• Document page transcription items:
==============================
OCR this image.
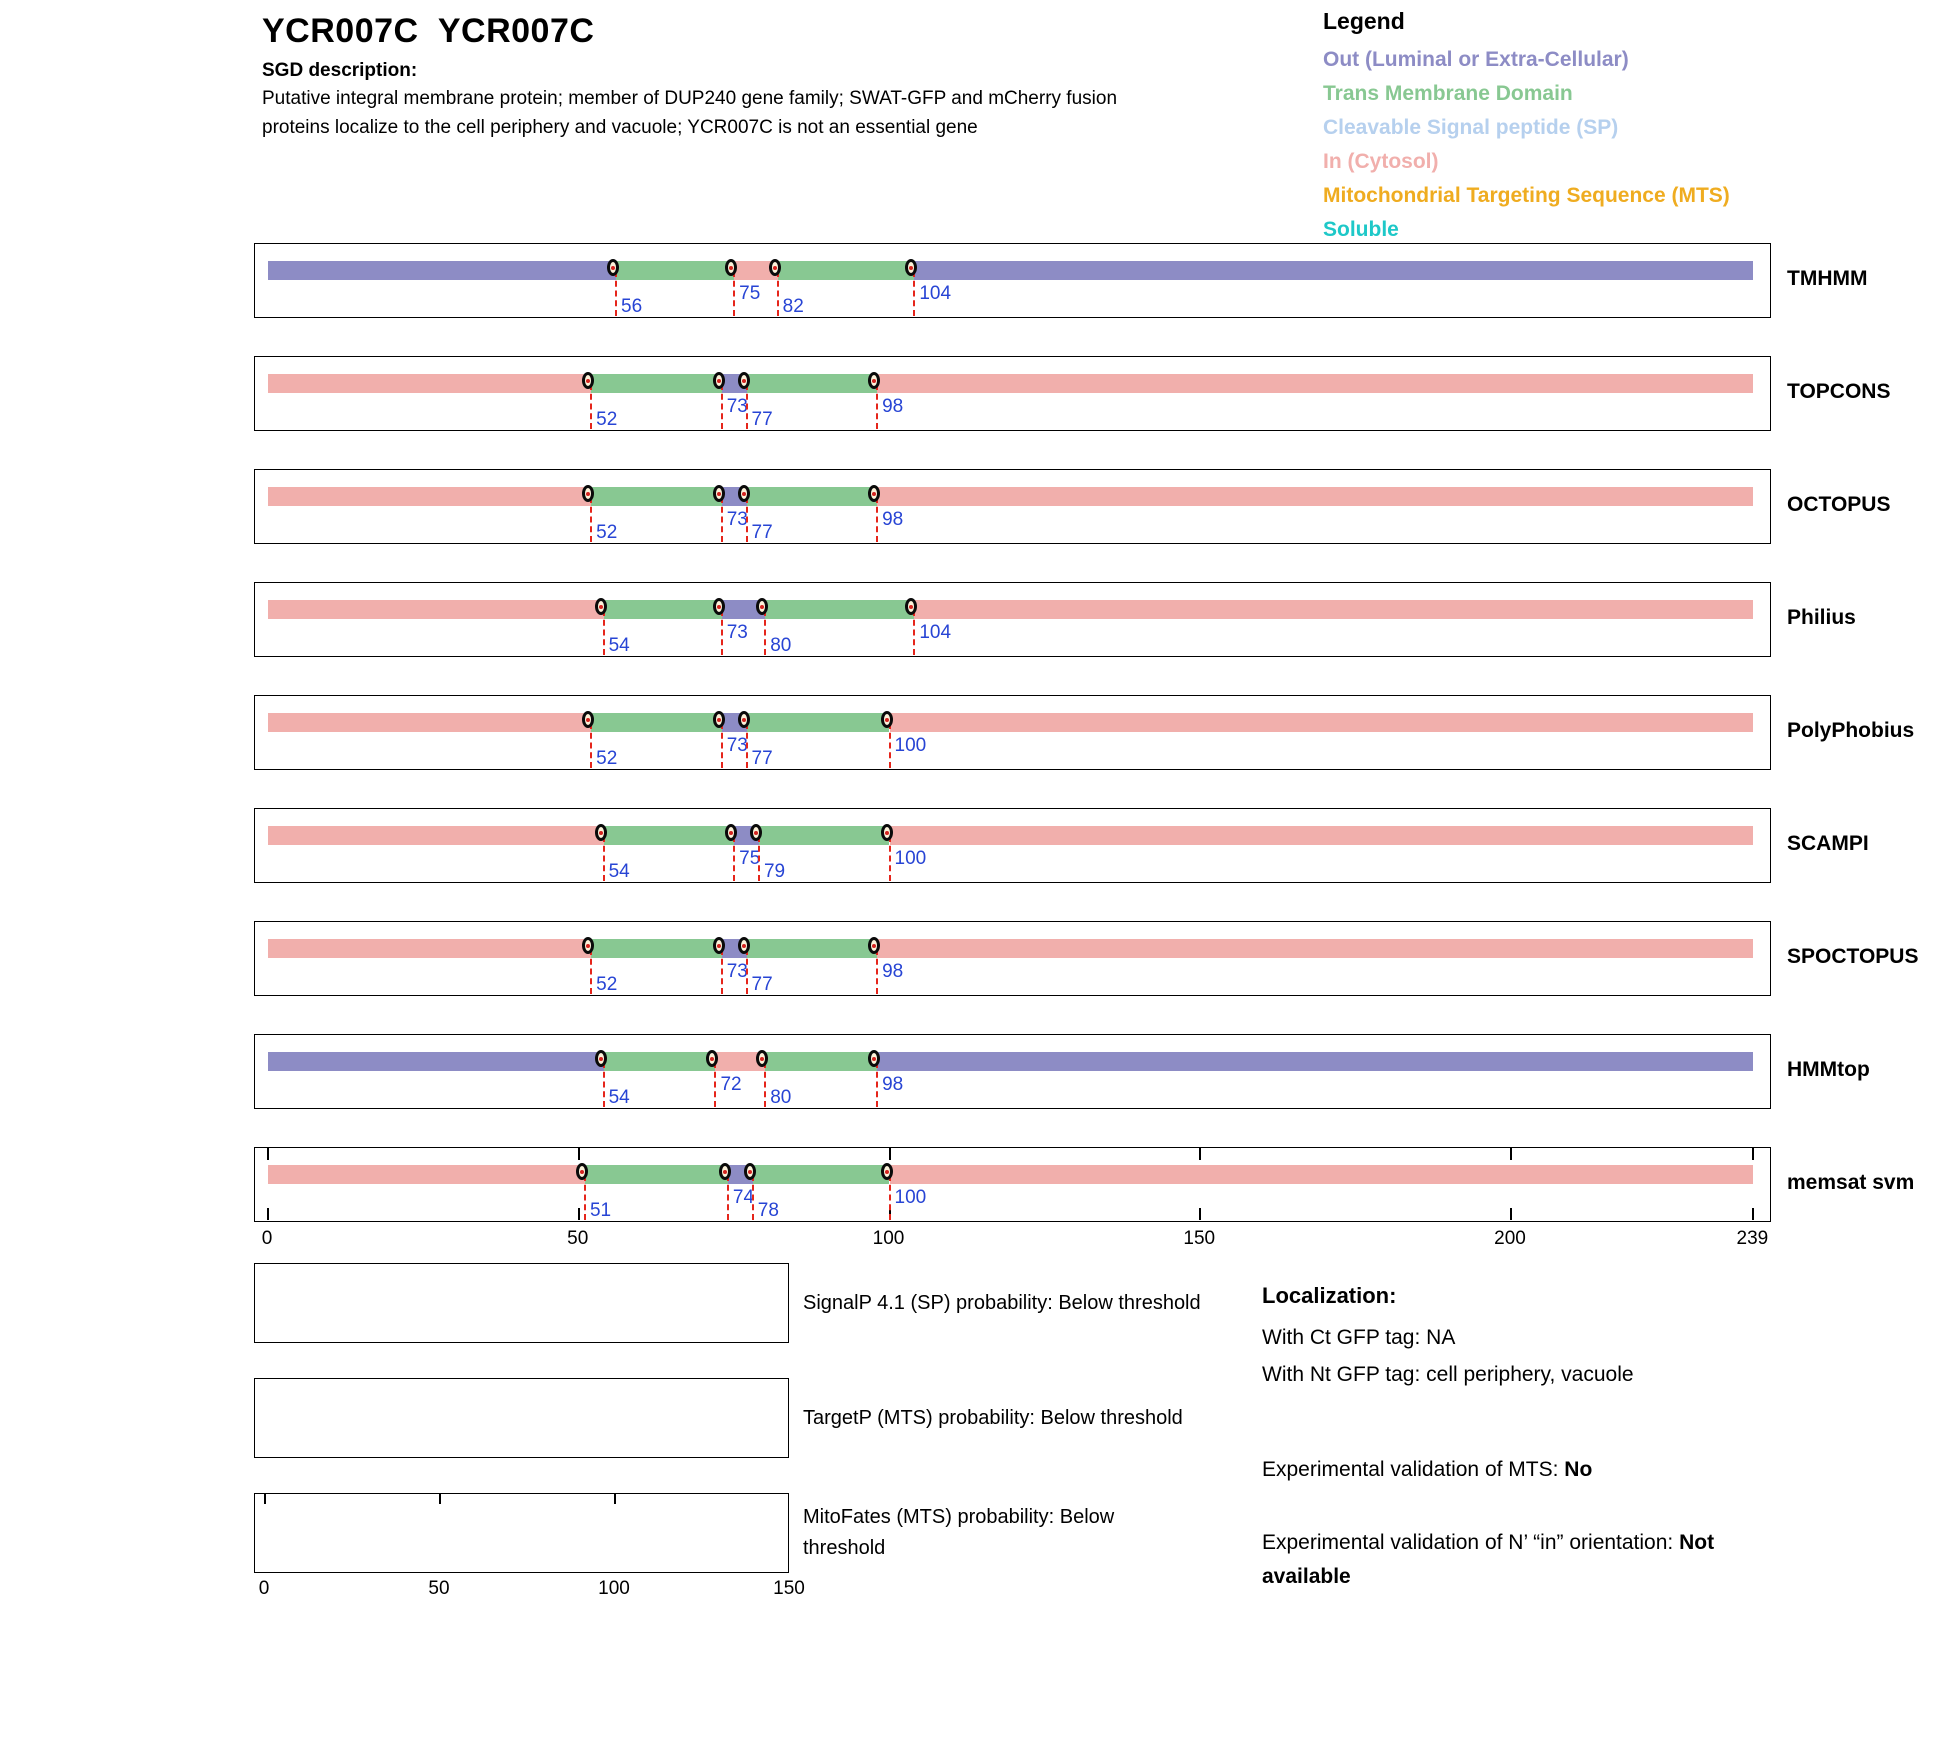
YCR007C  YCR007C
SGD description:
Putative integral membrane protein; member of DUP240 gene family; SWAT-GFP and mCherry fusion
proteins localize to the cell periphery and vacuole; YCR007C is not an essential gene
Legend
Out (Luminal or Extra-Cellular)
Trans Membrane Domain
Cleavable Signal peptide (SP)
In (Cytosol)
Mitochondrial Targeting Sequence (MTS)
Soluble
56
75
82
104
TMHMM
52
73
77
98
TOPCONS
52
73
77
98
OCTOPUS
54
73
80
104
Philius
52
73
77
100
PolyPhobius
54
75
79
100
SCAMPI
52
73
77
98
SPOCTOPUS
54
72
80
98
HMMtop
51
74
78
100
memsat svm
0	50	100	150	200	239
SignalP 4.1 (SP) probability: Below threshold
TargetP (MTS) probability: Below threshold
MitoFates (MTS) probability: Below
threshold
0	50	100	150
Localization:
With Ct GFP tag: NA
With Nt GFP tag: cell periphery, vacuole
Experimental validation of MTS: No
Experimental validation of N’ “in” orientation: Not available
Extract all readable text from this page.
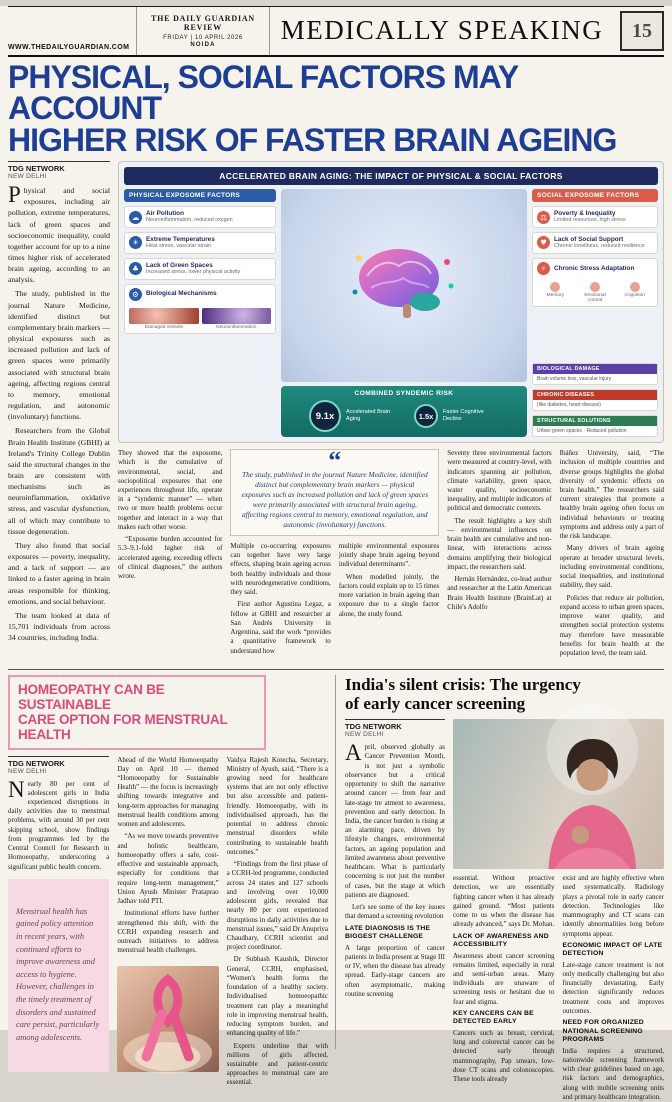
WWW.THEDAILYGUARDIAN.COM
THE DAILY GUARDIAN REVIEW
FRIDAY | 10 APRIL 2026
NOIDA	MEDICALLY SPEAKING	15
PHYSICAL, SOCIAL FACTORS MAY ACCOUNT
HIGHER RISK OF FASTER BRAIN AGEING
TDG NETWORK
NEW DELHI

Physical and social exposures, including air pollution, extreme temperatures, lack of green spaces and socioeconomic inequality, could together account for up to a nine times higher risk of accelerated brain ageing, according to an analysis.

The study, published in the journal Nature Medicine, identified distinct but complementary brain markers — physical exposures such as increased pollution and lack of green spaces were primarily associated with structural brain ageing, affecting regions central to memory, emotional regulation, and autonomic (involuntary) functions.

Researchers from the Global Brain Health Institute (GBHI) at Ireland's Trinity College Dublin said the structural changes in the brain are consistent with mechanisms such as neuroinflammation, oxidative stress, and vascular dysfunction, all of which may contribute to tissue degeneration.

They also found that social exposures — poverty, inequality, and a lack of support — are linked to a faster ageing in brain areas responsible for thinking, emotions, and social behaviour.

The team looked at data of 15,701 individuals from across 34 countries, including India.

ACCELERATED BRAIN AGING: THE IMPACT OF PHYSICAL & SOCIAL FACTORS
PHYSICAL EXPOSOME FACTORS
☁	Air Pollution
Neuroinflammation, reduced oxygen
☀	Extreme Temperatures
Heat stress, vascular strain
♣	Lack of Green Spaces
Increased stress, lower physical activity
⚙	Biological Mechanisms
Damaged vessels	Neuroinflammation
COMBINED SYNDEMIC RISK
9.1x	Accelerated Brain Aging	1.5x	Faster Cognitive Decline
SOCIAL EXPOSOME FACTORS
⚖	Poverty & Inequality
Limited resources, high stress
♥	Lack of Social Support
Chronic loneliness, reduced resilience
⚡	Chronic Stress Adaptation
Memory	Emotional control
Cognition
BIOLOGICAL DAMAGE
Brain volume loss, vascular injury
CHRONIC DISEASES
(like diabetes, heart disease)
STRUCTURAL SOLUTIONS
Urban green spaces · Reduced pollution

They showed that the exposome, which is the cumulative of environmental, social, and sociopolitical exposures that one experiences throughout life, operate in a “syndemic manner” — when two or more health problems occur together and interact in a way that makes each other worse.

“Exposome burden accounted for 5.3–9.1-fold higher risk of accelerated ageing, exceeding effects of clinical diagnoses,” the authors wrote.

“

The study, published in the journal Nature Medicine, identified distinct but complementary brain markers — physical exposures such as increased pollution and lack of green spaces were primarily associated with structural brain ageing, affecting regions central to memory, emotional regulation, and autonomic (involuntary) functions.

Multiple co-occurring exposures can together have very large effects, shaping brain ageing across both healthy individuals and those with neurodegenerative conditions, they said.

First author Agustina Legaz, a fellow at GBHI and researcher at San Andrés University in Argentina, said the work “provides a quantitative framework to understand how

multiple environmental exposures jointly shape brain ageing beyond individual determinants”.

When modelled jointly, the factors could explain up to 15 times more variation in brain ageing than exposure due to a single factor alone, the study found.

Seventy three environmental factors were measured at country-level, with indicators spanning air pollution, climate variability, green space, water quality, socioeconomic inequality, and multiple indicators of political and democratic contexts.

The result highlights a key shift — environmental influences on brain health are cumulative and non-linear, with interactions across domains amplifying their biological impact, the researchers said.

Hernán Hernández, co-lead author and researcher at the Latin American Brain Health Institute (BrainLat) at Chile's Adolfo

Ibáñez University, said, “The inclusion of multiple countries and diverse groups highlights the global diversity of syndemic effects on brain health.” The researchers said current strategies that promote a healthy brain ageing often focus on individual behaviours or treating symptoms and address only a part of the risk landscape.

Many drivers of brain ageing operate at broader structural levels, including environmental conditions, social inequalities, and institutional stability, they said.

Policies that reduce air pollution, expand access to urban green spaces, improve water quality, and strengthen social protection systems may therefore have measurable benefits for brain health at the population level, the team said.

HOMEOPATHY CAN BE SUSTAINABLE
CARE OPTION FOR MENSTRUAL HEALTH
TDG NETWORK
NEW DELHI

Nearly 80 per cent of adolescent girls in India experienced disruptions in daily activities due to menstrual problems, with around 30 per cent skipping school, show findings from programmes led by the Central Council for Research in Homoeopathy, underscoring a significant public health concern.

Menstrual health has gained policy attention in recent years, with continued efforts to improve awareness and access to hygiene. However, challenges in the timely treatment of disorders and sustained care persist, particularly among adolescents.

Ahead of the World Homoeopathy Day on April 10 — themed “Homoeopathy for Sustainable Health” — the focus is increasingly shifting towards integrative and long-term approaches for managing menstrual health conditions among women and adolescents.

“As we move towards preventive and holistic healthcare, homoeopathy offers a safe, cost-effective and sustainable approach, especially for conditions that require long-term management,” Union Ayush Minister Prataprao Jadhav told PTI.

Institutional efforts have further strengthened this shift, with the CCRH expanding research and outreach initiatives to address menstrual health challenges.

Vaidya Rajesh Kotecha, Secretary, Ministry of Ayush, said, “There is a growing need for healthcare systems that are not only effective but also accessible and patient-friendly. Homoeopathy, with its individualised approach, has the potential to address chronic menstrual disorders while contributing to sustainable health outcomes.”

“Findings from the first phase of a CCRH-led programme, conducted across 24 states and 127 schools and involving over 10,000 adolescent girls, revealed that nearly 80 per cent experienced disruptions in daily activities due to menstrual issues,” said Dr Anupriya Chaudhary, CCRH scientist and project coordinator.

Dr Subhash Kaushik, Director General, CCRH, emphasised, “Women's health forms the foundation of a healthy society. Individualised homoeopathic treatment can play a meaningful role in improving menstrual health, reducing symptom burden, and enhancing quality of life.”

Experts underline that with millions of girls affected, sustainable and patient-centric approaches to menstrual care are essential.

India's silent crisis: The urgency
of early cancer screening
TDG NETWORK
NEW DELHI

April, observed globally as Cancer Prevention Month, is not just a symbolic observance but a critical opportunity to shift the narrative around cancer — from fear and late-stage tre atment to awareness, prevention and early detection. In India, the cancer burden is rising at an alarming pace, driven by lifestyle changes, environmental factors, an ageing population and limited awareness about preventive healthcare. What is particularly concerning is not just the number of cases, but the stage at which patients are diagnosed.

Let's see some of the key issues that demand a screening revolution

LATE DIAGNOSIS IS THE BIGGEST CHALLENGE

A large proportion of cancer patients in India present at Stage III or IV, when the disease has already spread. Early-stage cancers are often asymptomatic, making routine screening

essential. Without proactive detection, we are essentially fighting cancer when it has already gained ground. “Most patients come to us when the disease has already advanced,” says Dr. Mohan.

LACK OF AWARENESS AND ACCESSIBILITY

Awareness about cancer screening remains limited, especially in rural and semi-urban areas. Many individuals are unaware of screening tests or hesitant due to fear and stigma.

KEY CANCERS CAN BE DETECTED EARLY

Cancers such as breast, cervical, lung and colorectal cancer can be detected early through mammography, Pap smears, low-dose CT scans and colonoscopies. These tools already

exist and are highly effective when used systematically. Radiology plays a pivotal role in early cancer detection. Technologies like mammography and CT scans can identify abnormalities long before symptoms appear.

ECONOMIC IMPACT OF LATE DETECTION

Late-stage cancer treatment is not only medically challenging but also financially devastating. Early detection significantly reduces treatment costs and improves outcomes.

NEED FOR ORGANIZED NATIONAL SCREENING PROGRAMS

India requires a structured, nationwide screening framework with clear guidelines based on age, risk factors and demographics, along with mobile screening units and primary healthcare integration.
==============================
• PROBLEM DESCRIPTION:
In the entries above, which lines hold the word "especially"? Copy them out.

• ANSWER TO THE EXERCISE:
“As we move towards preventive and holistic healthcare, homoeopathy offers a safe, cost-effective and sustainable approach, especially for conditions that require long-term management,” Union Ayush Minister Prataprao Jadhav told PTI.
Awareness about cancer screening remains limited, especially in rural and semi-urban areas. Many individuals are unaware of screening tests or hesitant due to fear and stigma.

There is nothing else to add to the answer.